■ GIVEN RECORDS ■

++++++++

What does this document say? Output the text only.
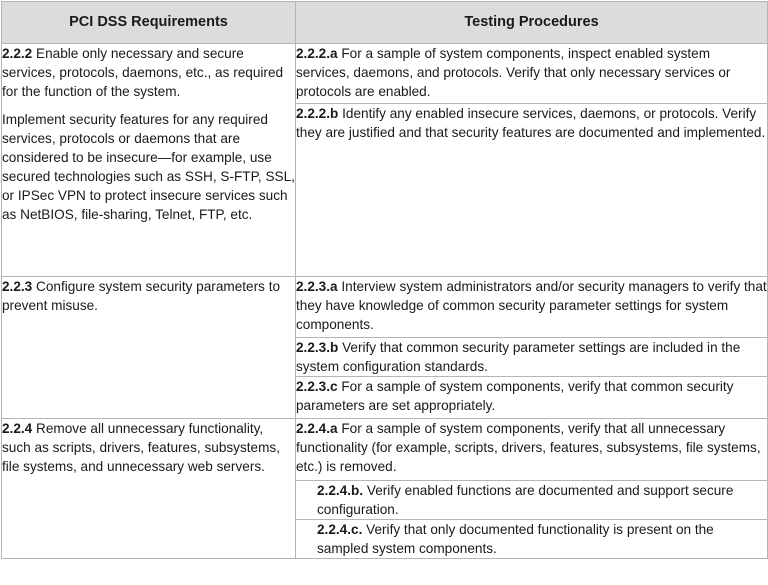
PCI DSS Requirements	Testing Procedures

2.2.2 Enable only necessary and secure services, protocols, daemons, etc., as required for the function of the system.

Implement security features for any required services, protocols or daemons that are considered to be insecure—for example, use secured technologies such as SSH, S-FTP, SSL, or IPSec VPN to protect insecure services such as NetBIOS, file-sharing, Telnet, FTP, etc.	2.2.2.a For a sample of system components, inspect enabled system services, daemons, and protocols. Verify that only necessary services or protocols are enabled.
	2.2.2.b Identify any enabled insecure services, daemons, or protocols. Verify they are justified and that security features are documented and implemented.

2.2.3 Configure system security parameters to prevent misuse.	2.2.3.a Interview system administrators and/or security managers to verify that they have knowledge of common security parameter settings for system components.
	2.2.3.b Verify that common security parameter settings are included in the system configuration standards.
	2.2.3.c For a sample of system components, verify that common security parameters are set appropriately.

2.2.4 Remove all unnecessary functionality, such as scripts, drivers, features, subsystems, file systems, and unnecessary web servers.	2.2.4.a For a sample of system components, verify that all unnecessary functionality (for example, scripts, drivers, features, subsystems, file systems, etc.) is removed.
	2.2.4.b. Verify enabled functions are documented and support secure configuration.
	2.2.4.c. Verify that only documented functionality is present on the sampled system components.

++++++++

■ EXERCISE TASK ■
Write out every entry again word for word, without any of the pictures.

■ WRITTEN SOLUTION ■
What does this document say? Output the text only.
PCI DSS Requirements	Testing Procedures

2.2.2 Enable only necessary and secure services, protocols, daemons, etc., as required for the function of the system.

Implement security features for any required services, protocols or daemons that are considered to be insecure—for example, use secured technologies such as SSH, S-FTP, SSL, or IPSec VPN to protect insecure services such as NetBIOS, file-sharing, Telnet, FTP, etc.	2.2.2.a For a sample of system components, inspect enabled system services, daemons, and protocols. Verify that only necessary services or protocols are enabled.
	2.2.2.b Identify any enabled insecure services, daemons, or protocols. Verify they are justified and that security features are documented and implemented.

2.2.3 Configure system security parameters to prevent misuse.	2.2.3.a Interview system administrators and/or security managers to verify that they have knowledge of common security parameter settings for system components.
	2.2.3.b Verify that common security parameter settings are included in the system configuration standards.
	2.2.3.c For a sample of system components, verify that common security parameters are set appropriately.

2.2.4 Remove all unnecessary functionality, such as scripts, drivers, features, subsystems, file systems, and unnecessary web servers.	2.2.4.a For a sample of system components, verify that all unnecessary functionality (for example, scripts, drivers, features, subsystems, file systems, etc.) is removed.
	2.2.4.b. Verify enabled functions are documented and support secure configuration.
	2.2.4.c. Verify that only documented functionality is present on the sampled system components.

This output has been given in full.